How Your Culture Impacts Your Bottom Line

It’s likely you’ve heard about the positive impact a healthy corporate culture can have on your company. But perhaps it seems so obvious that you haven’t stopped to really think about the subtle connection between your company’s culture and its profitability.

Good company culture doesn’t just result in a workforce that enjoys hanging out with each other, but also increased talent, higher retention, increased efficiency and more innovative ideas. Ultimately success in all these areas lead to increased revenue. Culture is certainly something to have your eye on, and with so many different factors contributing it’s important to understand where some of the influence comes from.

Management Style: Accountability vs. Micromanagement

As a leader, it’s likely you arrived at your position after years of hard work. Your ambition and motivation can make it difficult to delegate tasks and trust team members to complete them properly. But research has shown the dangers of micromanaging, and as hard as it might be, it’s best to let go. If you’ve gone through the process of training qualified candidates, let them do what you hired them to do and then hold them accountable later for mistakes.

A healthy culture encourages employees to be driven, motivated and self-sufficient whenever possible. Holding people accountable fosters trust, the desire to do things well, and gives you more time to focus on growing the business.

Office Environment: Privacy vs. Open Office

This is one area that isn’t so black and white. Corporate America is in debate on whether the trendy open office layout is actually better than the traditional cubicle model. Certain studies suggest productivity challenges can arise, as open layouts compromise privacy and open the doors to more distraction. However, this environment can work well if employees are encouraged to be mobile throughout the day. If the work requires a lot of collaboration, an open office design might make more sense. In other situations, a more private setting might be best. Every workplace is different, and this one might be worth doing some research under your own roof, and planning accordingly.

Dress Code: Casual vs. Business Dress

Employee dress code is a vital part of your company’s culture. Why? Because in most, if not all industries, appearance is extremely important. Companies making frequent client visits benefit from embracing a business-casual dress code, whereas other working professionals might be better off in more relaxed attire. When it comes to your bottom line, it’s easy to see why a professional appearance will work in your favor with clients, and also how a laid-back dress code can boost team morale. Use your best judgement, but beware of taking it too far. Some studies have shown what a person is wearing can impact their alertness, leading some to believe in lower productivity output with too casual of dress.

Development: Annual Review vs. Real-time Feedback

The consensus of past workforce generations was to dread traditional annual employee reviews. Today, the millennial workforce thrives, and even looks forward to, having their performance constructively criticized. Employee feedback and development should be a key aspect of your company’s culture. The ability for a manager to address an employee’s weakness, while also fostering their strengths, increases that employee’s engagement at with their work and the company.

Schedule: Standard vs. Flexible Hours

Do you find your employees are constantly checking the clock, or waiting for 5pm to roll around? It may sound counter-productive, but some companies have found that allowing flexible work hours has actually increased productivity. By allowing them to get work done on time as they see fit, employees feel they are being trusted by their company. This allows for a greater work/life balance and overall higher moral, leading to a healthier workforce.

It’s important to understand that as a leader, you play a vital role in molding your company’s culture. Consider the the preferences for the types of people you employ to foster a happy and more productive environment.

• _Instruction 1_
Copy the passage from the article on company culture between "It’s likely you’ve" and "influence comes from.", inclusive.

• _Input data_
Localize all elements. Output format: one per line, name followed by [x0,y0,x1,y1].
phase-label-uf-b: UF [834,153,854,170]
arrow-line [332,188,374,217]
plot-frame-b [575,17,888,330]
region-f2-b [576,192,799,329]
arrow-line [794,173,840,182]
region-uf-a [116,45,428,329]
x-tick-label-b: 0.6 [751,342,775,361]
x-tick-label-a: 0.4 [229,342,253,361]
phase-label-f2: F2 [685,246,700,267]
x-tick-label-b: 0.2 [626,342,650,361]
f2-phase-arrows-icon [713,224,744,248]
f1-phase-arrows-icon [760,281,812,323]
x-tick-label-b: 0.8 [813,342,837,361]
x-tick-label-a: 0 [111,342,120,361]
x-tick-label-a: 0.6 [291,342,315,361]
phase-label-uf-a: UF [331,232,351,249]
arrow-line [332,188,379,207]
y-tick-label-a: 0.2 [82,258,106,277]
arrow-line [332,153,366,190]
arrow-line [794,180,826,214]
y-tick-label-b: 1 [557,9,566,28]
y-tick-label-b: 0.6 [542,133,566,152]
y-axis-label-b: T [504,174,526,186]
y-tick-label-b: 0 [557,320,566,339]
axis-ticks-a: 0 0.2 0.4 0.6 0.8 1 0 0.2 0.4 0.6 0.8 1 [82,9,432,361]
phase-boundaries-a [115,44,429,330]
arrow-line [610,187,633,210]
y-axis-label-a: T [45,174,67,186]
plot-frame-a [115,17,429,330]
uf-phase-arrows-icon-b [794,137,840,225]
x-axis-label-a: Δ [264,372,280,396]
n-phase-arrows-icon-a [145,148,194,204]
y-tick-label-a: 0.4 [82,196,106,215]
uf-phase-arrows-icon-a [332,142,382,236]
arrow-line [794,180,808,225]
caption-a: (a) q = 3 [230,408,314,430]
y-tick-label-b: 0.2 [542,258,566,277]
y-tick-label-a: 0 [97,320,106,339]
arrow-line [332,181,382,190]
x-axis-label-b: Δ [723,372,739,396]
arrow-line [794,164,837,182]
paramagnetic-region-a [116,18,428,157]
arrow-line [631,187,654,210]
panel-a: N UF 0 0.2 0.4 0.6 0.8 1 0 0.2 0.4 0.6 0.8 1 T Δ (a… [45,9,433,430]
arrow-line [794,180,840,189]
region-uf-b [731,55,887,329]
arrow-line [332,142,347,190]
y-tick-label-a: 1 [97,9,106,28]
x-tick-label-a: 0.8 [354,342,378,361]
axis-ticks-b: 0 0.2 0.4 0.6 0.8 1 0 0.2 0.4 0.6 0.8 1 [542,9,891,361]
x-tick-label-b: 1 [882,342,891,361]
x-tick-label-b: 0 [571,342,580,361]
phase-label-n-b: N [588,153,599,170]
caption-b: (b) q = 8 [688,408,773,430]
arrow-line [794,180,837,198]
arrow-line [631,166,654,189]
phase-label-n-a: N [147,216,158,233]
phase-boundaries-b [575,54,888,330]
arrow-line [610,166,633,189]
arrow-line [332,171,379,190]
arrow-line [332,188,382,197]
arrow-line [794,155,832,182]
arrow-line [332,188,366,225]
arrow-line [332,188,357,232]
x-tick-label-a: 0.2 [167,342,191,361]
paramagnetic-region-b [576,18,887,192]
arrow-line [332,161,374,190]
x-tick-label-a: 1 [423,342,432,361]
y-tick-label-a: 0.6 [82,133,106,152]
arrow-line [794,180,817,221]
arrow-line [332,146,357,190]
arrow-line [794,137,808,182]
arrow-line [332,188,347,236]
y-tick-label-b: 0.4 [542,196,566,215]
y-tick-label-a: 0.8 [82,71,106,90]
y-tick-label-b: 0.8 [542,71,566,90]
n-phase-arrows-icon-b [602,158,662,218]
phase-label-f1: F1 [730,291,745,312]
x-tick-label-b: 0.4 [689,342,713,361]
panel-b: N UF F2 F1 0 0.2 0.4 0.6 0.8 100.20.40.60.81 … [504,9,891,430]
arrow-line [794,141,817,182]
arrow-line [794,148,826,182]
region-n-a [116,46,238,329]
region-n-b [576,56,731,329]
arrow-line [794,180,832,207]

---

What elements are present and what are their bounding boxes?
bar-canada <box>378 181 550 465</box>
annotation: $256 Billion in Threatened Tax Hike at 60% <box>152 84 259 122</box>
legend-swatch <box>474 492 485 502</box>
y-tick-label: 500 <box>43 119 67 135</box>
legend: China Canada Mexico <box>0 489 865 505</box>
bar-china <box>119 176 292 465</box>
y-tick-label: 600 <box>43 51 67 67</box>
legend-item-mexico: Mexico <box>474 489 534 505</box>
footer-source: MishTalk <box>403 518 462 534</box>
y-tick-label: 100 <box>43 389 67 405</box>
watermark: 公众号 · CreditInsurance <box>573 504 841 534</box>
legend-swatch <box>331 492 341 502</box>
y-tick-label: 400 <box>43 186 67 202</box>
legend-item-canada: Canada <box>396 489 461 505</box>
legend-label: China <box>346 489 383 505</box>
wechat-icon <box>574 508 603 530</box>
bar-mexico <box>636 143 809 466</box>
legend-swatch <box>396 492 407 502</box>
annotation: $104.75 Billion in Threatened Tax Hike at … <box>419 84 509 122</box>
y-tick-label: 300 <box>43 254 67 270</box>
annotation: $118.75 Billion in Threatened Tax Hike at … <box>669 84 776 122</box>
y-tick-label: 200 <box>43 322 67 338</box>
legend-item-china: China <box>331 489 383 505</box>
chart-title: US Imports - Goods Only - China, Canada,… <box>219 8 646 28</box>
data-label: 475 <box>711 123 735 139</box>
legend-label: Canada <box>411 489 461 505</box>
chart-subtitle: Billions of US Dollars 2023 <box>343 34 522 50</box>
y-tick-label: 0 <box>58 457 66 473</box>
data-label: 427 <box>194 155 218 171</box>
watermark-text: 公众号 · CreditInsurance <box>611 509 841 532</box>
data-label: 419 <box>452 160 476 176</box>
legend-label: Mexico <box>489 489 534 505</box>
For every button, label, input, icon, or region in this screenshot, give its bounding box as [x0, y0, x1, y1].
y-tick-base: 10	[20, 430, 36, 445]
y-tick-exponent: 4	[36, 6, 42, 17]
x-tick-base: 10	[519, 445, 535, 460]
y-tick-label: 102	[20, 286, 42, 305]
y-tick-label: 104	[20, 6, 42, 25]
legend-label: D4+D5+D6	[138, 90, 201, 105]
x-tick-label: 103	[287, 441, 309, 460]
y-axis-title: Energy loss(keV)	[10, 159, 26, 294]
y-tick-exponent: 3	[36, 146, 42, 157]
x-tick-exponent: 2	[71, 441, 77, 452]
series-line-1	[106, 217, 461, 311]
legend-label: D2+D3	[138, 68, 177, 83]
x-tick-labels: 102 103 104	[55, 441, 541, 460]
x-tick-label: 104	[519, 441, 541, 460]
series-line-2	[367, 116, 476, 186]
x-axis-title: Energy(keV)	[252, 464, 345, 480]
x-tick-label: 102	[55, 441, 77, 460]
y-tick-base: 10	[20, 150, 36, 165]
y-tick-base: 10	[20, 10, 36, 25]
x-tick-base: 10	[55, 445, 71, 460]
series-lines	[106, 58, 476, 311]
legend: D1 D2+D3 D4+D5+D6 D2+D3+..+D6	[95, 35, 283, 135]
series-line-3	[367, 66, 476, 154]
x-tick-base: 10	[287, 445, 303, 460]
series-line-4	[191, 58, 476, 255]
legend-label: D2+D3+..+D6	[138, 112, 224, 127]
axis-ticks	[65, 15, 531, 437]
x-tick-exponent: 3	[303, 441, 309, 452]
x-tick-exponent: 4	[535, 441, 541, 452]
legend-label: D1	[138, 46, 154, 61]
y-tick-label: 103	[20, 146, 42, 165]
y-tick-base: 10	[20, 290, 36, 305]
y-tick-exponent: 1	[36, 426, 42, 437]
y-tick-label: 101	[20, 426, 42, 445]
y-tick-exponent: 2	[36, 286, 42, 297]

* * *

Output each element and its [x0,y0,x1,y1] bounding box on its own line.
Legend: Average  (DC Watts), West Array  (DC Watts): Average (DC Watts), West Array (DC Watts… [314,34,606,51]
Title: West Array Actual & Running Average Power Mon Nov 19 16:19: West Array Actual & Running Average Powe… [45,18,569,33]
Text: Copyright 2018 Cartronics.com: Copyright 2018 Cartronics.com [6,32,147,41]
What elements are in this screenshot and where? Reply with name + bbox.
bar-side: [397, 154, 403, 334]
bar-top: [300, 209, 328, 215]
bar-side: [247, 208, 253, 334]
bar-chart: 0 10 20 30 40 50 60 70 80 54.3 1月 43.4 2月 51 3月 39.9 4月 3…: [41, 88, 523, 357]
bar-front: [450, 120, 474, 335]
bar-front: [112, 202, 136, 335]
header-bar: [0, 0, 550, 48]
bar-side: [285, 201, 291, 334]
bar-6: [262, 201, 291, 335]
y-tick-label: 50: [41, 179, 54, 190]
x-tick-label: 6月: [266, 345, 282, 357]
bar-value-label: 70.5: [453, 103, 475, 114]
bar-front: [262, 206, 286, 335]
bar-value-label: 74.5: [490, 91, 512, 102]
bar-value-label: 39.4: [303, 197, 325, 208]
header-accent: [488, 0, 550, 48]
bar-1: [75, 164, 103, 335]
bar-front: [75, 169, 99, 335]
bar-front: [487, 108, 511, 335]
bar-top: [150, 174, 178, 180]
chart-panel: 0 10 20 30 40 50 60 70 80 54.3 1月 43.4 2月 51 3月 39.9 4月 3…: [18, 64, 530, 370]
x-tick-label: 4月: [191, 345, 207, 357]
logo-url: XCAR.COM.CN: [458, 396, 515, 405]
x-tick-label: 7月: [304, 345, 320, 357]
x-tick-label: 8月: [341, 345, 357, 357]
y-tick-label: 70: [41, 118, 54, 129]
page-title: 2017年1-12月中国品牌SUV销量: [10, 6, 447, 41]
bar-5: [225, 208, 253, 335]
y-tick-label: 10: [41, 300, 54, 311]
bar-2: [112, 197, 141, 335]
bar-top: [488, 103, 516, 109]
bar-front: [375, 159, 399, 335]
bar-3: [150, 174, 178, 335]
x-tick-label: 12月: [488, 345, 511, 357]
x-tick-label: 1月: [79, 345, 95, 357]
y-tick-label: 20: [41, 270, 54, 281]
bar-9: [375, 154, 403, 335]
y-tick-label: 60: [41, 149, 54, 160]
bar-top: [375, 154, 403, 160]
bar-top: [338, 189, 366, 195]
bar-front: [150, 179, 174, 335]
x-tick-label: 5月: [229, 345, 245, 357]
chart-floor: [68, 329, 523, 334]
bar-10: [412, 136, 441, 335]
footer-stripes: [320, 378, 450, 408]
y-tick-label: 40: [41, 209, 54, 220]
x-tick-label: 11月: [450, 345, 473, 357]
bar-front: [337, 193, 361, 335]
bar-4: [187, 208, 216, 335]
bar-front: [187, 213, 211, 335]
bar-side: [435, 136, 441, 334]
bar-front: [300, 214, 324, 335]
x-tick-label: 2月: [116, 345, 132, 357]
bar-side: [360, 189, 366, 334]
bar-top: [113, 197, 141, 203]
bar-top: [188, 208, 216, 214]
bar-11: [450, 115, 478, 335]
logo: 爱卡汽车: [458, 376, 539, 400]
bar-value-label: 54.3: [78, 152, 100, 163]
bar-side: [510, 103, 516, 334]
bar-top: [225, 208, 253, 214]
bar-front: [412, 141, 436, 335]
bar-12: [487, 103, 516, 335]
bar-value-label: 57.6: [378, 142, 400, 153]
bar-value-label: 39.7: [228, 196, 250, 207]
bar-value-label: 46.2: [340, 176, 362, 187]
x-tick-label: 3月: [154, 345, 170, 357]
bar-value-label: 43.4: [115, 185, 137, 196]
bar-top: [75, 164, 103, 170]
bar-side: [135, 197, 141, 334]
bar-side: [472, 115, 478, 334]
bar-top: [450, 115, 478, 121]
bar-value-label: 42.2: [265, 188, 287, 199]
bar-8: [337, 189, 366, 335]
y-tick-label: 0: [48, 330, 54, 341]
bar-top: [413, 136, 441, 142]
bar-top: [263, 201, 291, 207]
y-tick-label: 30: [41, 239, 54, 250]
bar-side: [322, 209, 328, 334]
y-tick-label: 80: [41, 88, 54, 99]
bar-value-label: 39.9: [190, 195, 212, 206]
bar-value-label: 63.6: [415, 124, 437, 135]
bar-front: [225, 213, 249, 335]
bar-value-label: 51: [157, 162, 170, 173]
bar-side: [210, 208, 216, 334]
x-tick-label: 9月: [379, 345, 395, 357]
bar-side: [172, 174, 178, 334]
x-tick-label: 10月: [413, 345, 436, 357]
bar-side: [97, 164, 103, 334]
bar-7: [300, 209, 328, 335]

• _Instruction 2_
How many lines in the records contain the string "logo"? Reply with the number alone.

• _Complete output 1_
It’s likely you’ve heard about the positive impact a healthy corporate culture can have on your company. But perhaps it seems so obvious that you haven’t stopped to really think about the subtle connection between your company’s culture and its profitability.

Good company culture doesn’t just result in a workforce that enjoys hanging out with each other, but also increased talent, higher retention, increased efficiency and more innovative ideas. Ultimately success in all these areas lead to increased revenue. Culture is certainly something to have your eye on, and with so many different factors contributing it’s important to understand where some of the influence comes from.

• _Complete output 2_
2